_DATASET ROWS_
•••

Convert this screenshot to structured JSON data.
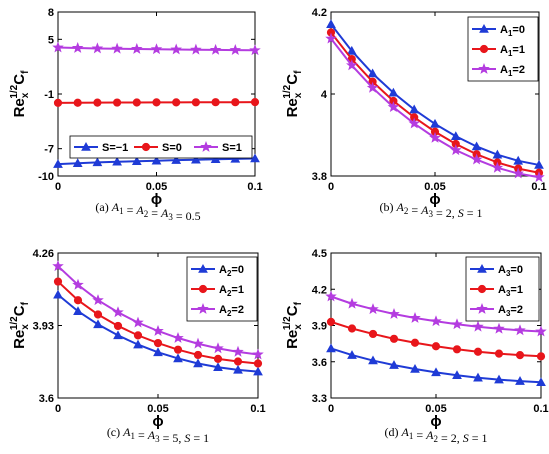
{
  "chart_data": [
    {
      "type": "line",
      "caption": "(a) A₁ = A₂ = A₃ = 0.5",
      "xlabel": "ϕ",
      "ylabel": {
        "base": "Re",
        "sub": "x",
        "sup": "1/2",
        "main": "C",
        "main_sub": "f"
      },
      "xlim": [
        0,
        0.1
      ],
      "ylim": [
        -10,
        8
      ],
      "xticks": [
        0,
        0.05,
        0.1
      ],
      "xtick_labels": [
        "0",
        "0.05",
        "0.1"
      ],
      "yticks": [
        -10,
        -7,
        -1,
        5,
        8
      ],
      "ytick_labels": [
        "-10",
        "-7",
        "-1",
        "5",
        "8"
      ],
      "legend_position": "lower-center",
      "legend_columns": 3,
      "x": [
        0,
        0.01,
        0.02,
        0.03,
        0.04,
        0.05,
        0.06,
        0.07,
        0.08,
        0.09,
        0.1
      ],
      "series": [
        {
          "name": "S=−1",
          "color": "#1f3bd6",
          "marker": "triangle",
          "values": [
            -8.7,
            -8.6,
            -8.5,
            -8.44,
            -8.38,
            -8.32,
            -8.26,
            -8.21,
            -8.16,
            -8.12,
            -8.08
          ]
        },
        {
          "name": "S=0",
          "color": "#e8161b",
          "marker": "circle",
          "values": [
            -1.97,
            -1.96,
            -1.95,
            -1.94,
            -1.93,
            -1.92,
            -1.92,
            -1.91,
            -1.9,
            -1.9,
            -1.89
          ]
        },
        {
          "name": "S=1",
          "color": "#b43ce0",
          "marker": "star",
          "values": [
            4.1,
            4.05,
            4.0,
            3.97,
            3.94,
            3.91,
            3.88,
            3.86,
            3.84,
            3.82,
            3.8
          ]
        }
      ]
    },
    {
      "type": "line",
      "caption": "(b) A₂ = A₃ = 2, S = 1",
      "xlabel": "ϕ",
      "ylabel": {
        "base": "Re",
        "sub": "x",
        "sup": "1/2",
        "main": "C",
        "main_sub": "f"
      },
      "xlim": [
        0,
        0.1
      ],
      "ylim": [
        3.8,
        4.2
      ],
      "xticks": [
        0,
        0.05,
        0.1
      ],
      "xtick_labels": [
        "0",
        "0.05",
        "0.1"
      ],
      "yticks": [
        3.8,
        4,
        4.2
      ],
      "ytick_labels": [
        "3.8",
        "4",
        "4.2"
      ],
      "legend_position": "top-right",
      "legend_columns": 1,
      "x": [
        0,
        0.01,
        0.02,
        0.03,
        0.04,
        0.05,
        0.06,
        0.07,
        0.08,
        0.09,
        0.1
      ],
      "series": [
        {
          "name": "A₁=0",
          "color": "#1f3bd6",
          "marker": "triangle",
          "values": [
            4.17,
            4.105,
            4.05,
            4.003,
            3.962,
            3.927,
            3.897,
            3.872,
            3.852,
            3.837,
            3.827
          ]
        },
        {
          "name": "A₁=1",
          "color": "#e8161b",
          "marker": "circle",
          "values": [
            4.15,
            4.085,
            4.03,
            3.983,
            3.943,
            3.908,
            3.878,
            3.853,
            3.833,
            3.818,
            3.808
          ]
        },
        {
          "name": "A₁=2",
          "color": "#b43ce0",
          "marker": "star",
          "values": [
            4.135,
            4.07,
            4.015,
            3.968,
            3.928,
            3.893,
            3.863,
            3.84,
            3.82,
            3.806,
            3.797
          ]
        }
      ]
    },
    {
      "type": "line",
      "caption": "(c) A₁ = A₃ = 5, S = 1",
      "xlabel": "ϕ",
      "ylabel": {
        "base": "Re",
        "sub": "x",
        "sup": "1/2",
        "main": "C",
        "main_sub": "f"
      },
      "xlim": [
        0,
        0.1
      ],
      "ylim": [
        3.6,
        4.26
      ],
      "xticks": [
        0,
        0.05,
        0.1
      ],
      "xtick_labels": [
        "0",
        "0.05",
        "0.1"
      ],
      "yticks": [
        3.6,
        3.93,
        4.26
      ],
      "ytick_labels": [
        "3.6",
        "3.93",
        "4.26"
      ],
      "legend_position": "top-right",
      "legend_columns": 1,
      "x": [
        0,
        0.01,
        0.02,
        0.03,
        0.04,
        0.05,
        0.06,
        0.07,
        0.08,
        0.09,
        0.1
      ],
      "series": [
        {
          "name": "A₂=0",
          "color": "#1f3bd6",
          "marker": "triangle",
          "values": [
            4.07,
            3.995,
            3.935,
            3.885,
            3.843,
            3.808,
            3.78,
            3.757,
            3.74,
            3.728,
            3.72
          ]
        },
        {
          "name": "A₂=1",
          "color": "#e8161b",
          "marker": "circle",
          "values": [
            4.13,
            4.045,
            3.98,
            3.928,
            3.885,
            3.85,
            3.82,
            3.796,
            3.778,
            3.766,
            3.757
          ]
        },
        {
          "name": "A₂=2",
          "color": "#b43ce0",
          "marker": "star",
          "values": [
            4.2,
            4.115,
            4.045,
            3.99,
            3.943,
            3.905,
            3.873,
            3.847,
            3.826,
            3.81,
            3.798
          ]
        }
      ]
    },
    {
      "type": "line",
      "caption": "(d) A₁ = A₂ = 2, S = 1",
      "xlabel": "ϕ",
      "ylabel": {
        "base": "Re",
        "sub": "x",
        "sup": "1/2",
        "main": "C",
        "main_sub": "f"
      },
      "xlim": [
        0,
        0.1
      ],
      "ylim": [
        3.3,
        4.5
      ],
      "xticks": [
        0,
        0.05,
        0.1
      ],
      "xtick_labels": [
        "0",
        "0.05",
        "0.1"
      ],
      "yticks": [
        3.3,
        3.6,
        3.9,
        4.2,
        4.5
      ],
      "ytick_labels": [
        "3.3",
        "3.6",
        "3.9",
        "4.2",
        "4.5"
      ],
      "legend_position": "top-right",
      "legend_columns": 1,
      "x": [
        0,
        0.01,
        0.02,
        0.03,
        0.04,
        0.05,
        0.06,
        0.07,
        0.08,
        0.09,
        0.1
      ],
      "series": [
        {
          "name": "A₃=0",
          "color": "#1f3bd6",
          "marker": "triangle",
          "values": [
            3.71,
            3.655,
            3.61,
            3.572,
            3.54,
            3.512,
            3.488,
            3.468,
            3.452,
            3.44,
            3.43
          ]
        },
        {
          "name": "A₃=1",
          "color": "#e8161b",
          "marker": "circle",
          "values": [
            3.93,
            3.875,
            3.83,
            3.79,
            3.757,
            3.728,
            3.703,
            3.683,
            3.667,
            3.655,
            3.645
          ]
        },
        {
          "name": "A₃=2",
          "color": "#b43ce0",
          "marker": "star",
          "values": [
            4.14,
            4.08,
            4.035,
            3.995,
            3.962,
            3.935,
            3.91,
            3.89,
            3.873,
            3.86,
            3.85
          ]
        }
      ]
    }
  ]
}
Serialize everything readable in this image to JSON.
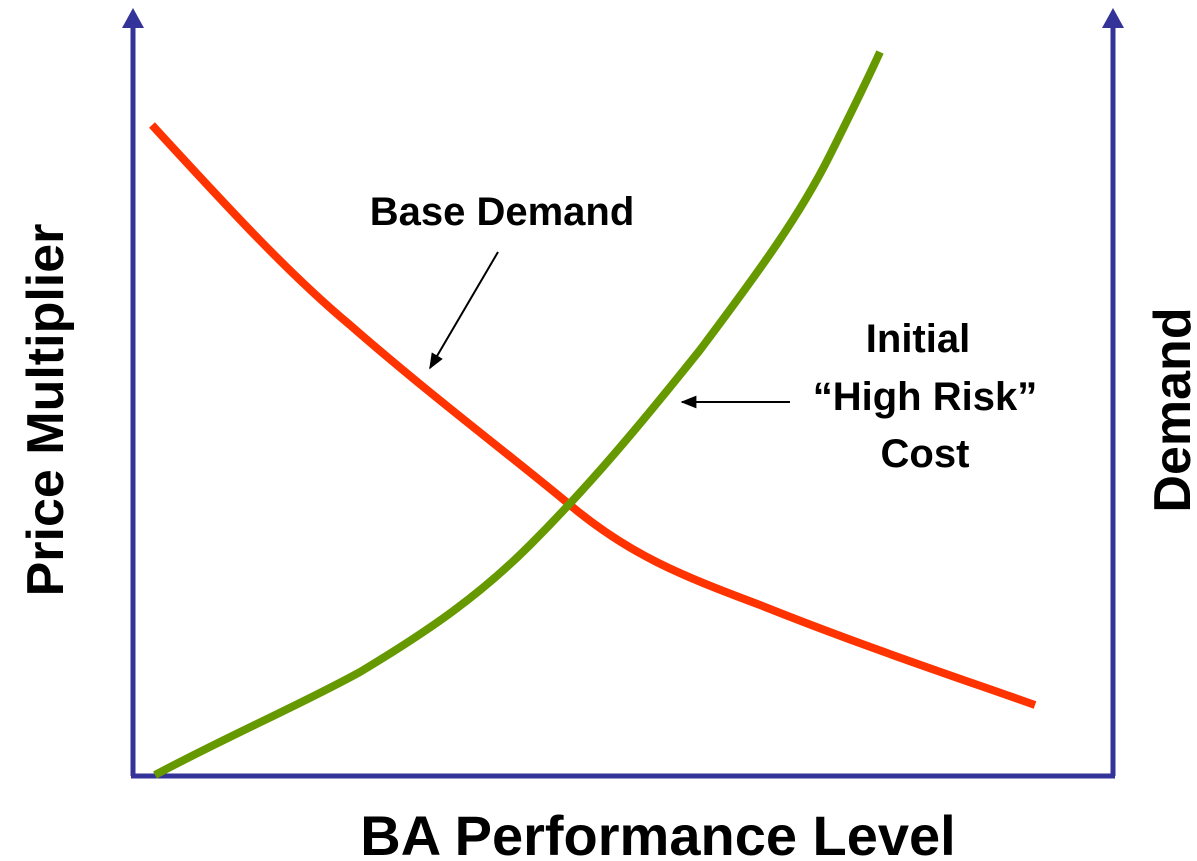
{
  "axes": {
    "y_left": "Price Multiplier",
    "y_right": "Demand",
    "x": "BA Performance Level"
  },
  "annotations": {
    "base_demand": "Base Demand",
    "high_risk_cost": [
      "Initial",
      "“High Risk”",
      "Cost"
    ]
  }
}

•••

_WHAT THE EXERCISE ASKS_
Pictures stay out; repeat all the rest of the records exactly.

_FINAL RESULT_
Convert this screenshot to structured JSON data.
{
  "chart_data": [
    {
      "type": "line",
      "caption": "(a) A₁ = A₂ = A₃ = 0.5",
      "xlabel": "ϕ",
      "ylabel": {
        "base": "Re",
        "sub": "x",
        "sup": "1/2",
        "main": "C",
        "main_sub": "f"
      },
      "xlim": [
        0,
        0.1
      ],
      "ylim": [
        -10,
        8
      ],
      "xticks": [
        0,
        0.05,
        0.1
      ],
      "xtick_labels": [
        "0",
        "0.05",
        "0.1"
      ],
      "yticks": [
        -10,
        -7,
        -1,
        5,
        8
      ],
      "ytick_labels": [
        "-10",
        "-7",
        "-1",
        "5",
        "8"
      ],
      "legend_position": "lower-center",
      "legend_columns": 3,
      "x": [
        0,
        0.01,
        0.02,
        0.03,
        0.04,
        0.05,
        0.06,
        0.07,
        0.08,
        0.09,
        0.1
      ],
      "series": [
        {
          "name": "S=−1",
          "color": "#1f3bd6",
          "marker": "triangle",
          "values": [
            -8.7,
            -8.6,
            -8.5,
            -8.44,
            -8.38,
            -8.32,
            -8.26,
            -8.21,
            -8.16,
            -8.12,
            -8.08
          ]
        },
        {
          "name": "S=0",
          "color": "#e8161b",
          "marker": "circle",
          "values": [
            -1.97,
            -1.96,
            -1.95,
            -1.94,
            -1.93,
            -1.92,
            -1.92,
            -1.91,
            -1.9,
            -1.9,
            -1.89
          ]
        },
        {
          "name": "S=1",
          "color": "#b43ce0",
          "marker": "star",
          "values": [
            4.1,
            4.05,
            4.0,
            3.97,
            3.94,
            3.91,
            3.88,
            3.86,
            3.84,
            3.82,
            3.8
          ]
        }
      ]
    },
    {
      "type": "line",
      "caption": "(b) A₂ = A₃ = 2, S = 1",
      "xlabel": "ϕ",
      "ylabel": {
        "base": "Re",
        "sub": "x",
        "sup": "1/2",
        "main": "C",
        "main_sub": "f"
      },
      "xlim": [
        0,
        0.1
      ],
      "ylim": [
        3.8,
        4.2
      ],
      "xticks": [
        0,
        0.05,
        0.1
      ],
      "xtick_labels": [
        "0",
        "0.05",
        "0.1"
      ],
      "yticks": [
        3.8,
        4,
        4.2
      ],
      "ytick_labels": [
        "3.8",
        "4",
        "4.2"
      ],
      "legend_position": "top-right",
      "legend_columns": 1,
      "x": [
        0,
        0.01,
        0.02,
        0.03,
        0.04,
        0.05,
        0.06,
        0.07,
        0.08,
        0.09,
        0.1
      ],
      "series": [
        {
          "name": "A₁=0",
          "color": "#1f3bd6",
          "marker": "triangle",
          "values": [
            4.17,
            4.105,
            4.05,
            4.003,
            3.962,
            3.927,
            3.897,
            3.872,
            3.852,
            3.837,
            3.827
          ]
        },
        {
          "name": "A₁=1",
          "color": "#e8161b",
          "marker": "circle",
          "values": [
            4.15,
            4.085,
            4.03,
            3.983,
            3.943,
            3.908,
            3.878,
            3.853,
            3.833,
            3.818,
            3.808
          ]
        },
        {
          "name": "A₁=2",
          "color": "#b43ce0",
          "marker": "star",
          "values": [
            4.135,
            4.07,
            4.015,
            3.968,
            3.928,
            3.893,
            3.863,
            3.84,
            3.82,
            3.806,
            3.797
          ]
        }
      ]
    },
    {
      "type": "line",
      "caption": "(c) A₁ = A₃ = 5, S = 1",
      "xlabel": "ϕ",
      "ylabel": {
        "base": "Re",
        "sub": "x",
        "sup": "1/2",
        "main": "C",
        "main_sub": "f"
      },
      "xlim": [
        0,
        0.1
      ],
      "ylim": [
        3.6,
        4.26
      ],
      "xticks": [
        0,
        0.05,
        0.1
      ],
      "xtick_labels": [
        "0",
        "0.05",
        "0.1"
      ],
      "yticks": [
        3.6,
        3.93,
        4.26
      ],
      "ytick_labels": [
        "3.6",
        "3.93",
        "4.26"
      ],
      "legend_position": "top-right",
      "legend_columns": 1,
      "x": [
        0,
        0.01,
        0.02,
        0.03,
        0.04,
        0.05,
        0.06,
        0.07,
        0.08,
        0.09,
        0.1
      ],
      "series": [
        {
          "name": "A₂=0",
          "color": "#1f3bd6",
          "marker": "triangle",
          "values": [
            4.07,
            3.995,
            3.935,
            3.885,
            3.843,
            3.808,
            3.78,
            3.757,
            3.74,
            3.728,
            3.72
          ]
        },
        {
          "name": "A₂=1",
          "color": "#e8161b",
          "marker": "circle",
          "values": [
            4.13,
            4.045,
            3.98,
            3.928,
            3.885,
            3.85,
            3.82,
            3.796,
            3.778,
            3.766,
            3.757
          ]
        },
        {
          "name": "A₂=2",
          "color": "#b43ce0",
          "marker": "star",
          "values": [
            4.2,
            4.115,
            4.045,
            3.99,
            3.943,
            3.905,
            3.873,
            3.847,
            3.826,
            3.81,
            3.798
          ]
        }
      ]
    },
    {
      "type": "line",
      "caption": "(d) A₁ = A₂ = 2, S = 1",
      "xlabel": "ϕ",
      "ylabel": {
        "base": "Re",
        "sub": "x",
        "sup": "1/2",
        "main": "C",
        "main_sub": "f"
      },
      "xlim": [
        0,
        0.1
      ],
      "ylim": [
        3.3,
        4.5
      ],
      "xticks": [
        0,
        0.05,
        0.1
      ],
      "xtick_labels": [
        "0",
        "0.05",
        "0.1"
      ],
      "yticks": [
        3.3,
        3.6,
        3.9,
        4.2,
        4.5
      ],
      "ytick_labels": [
        "3.3",
        "3.6",
        "3.9",
        "4.2",
        "4.5"
      ],
      "legend_position": "top-right",
      "legend_columns": 1,
      "x": [
        0,
        0.01,
        0.02,
        0.03,
        0.04,
        0.05,
        0.06,
        0.07,
        0.08,
        0.09,
        0.1
      ],
      "series": [
        {
          "name": "A₃=0",
          "color": "#1f3bd6",
          "marker": "triangle",
          "values": [
            3.71,
            3.655,
            3.61,
            3.572,
            3.54,
            3.512,
            3.488,
            3.468,
            3.452,
            3.44,
            3.43
          ]
        },
        {
          "name": "A₃=1",
          "color": "#e8161b",
          "marker": "circle",
          "values": [
            3.93,
            3.875,
            3.83,
            3.79,
            3.757,
            3.728,
            3.703,
            3.683,
            3.667,
            3.655,
            3.645
          ]
        },
        {
          "name": "A₃=2",
          "color": "#b43ce0",
          "marker": "star",
          "values": [
            4.14,
            4.08,
            4.035,
            3.995,
            3.962,
            3.935,
            3.91,
            3.89,
            3.873,
            3.86,
            3.85
          ]
        }
      ]
    }
  ]
}
Serialize everything readable in this image to JSON.
{
  "axes": {
    "y_left": "Price Multiplier",
    "y_right": "Demand",
    "x": "BA Performance Level"
  },
  "annotations": {
    "base_demand": "Base Demand",
    "high_risk_cost": [
      "Initial",
      "“High Risk”",
      "Cost"
    ]
  }
}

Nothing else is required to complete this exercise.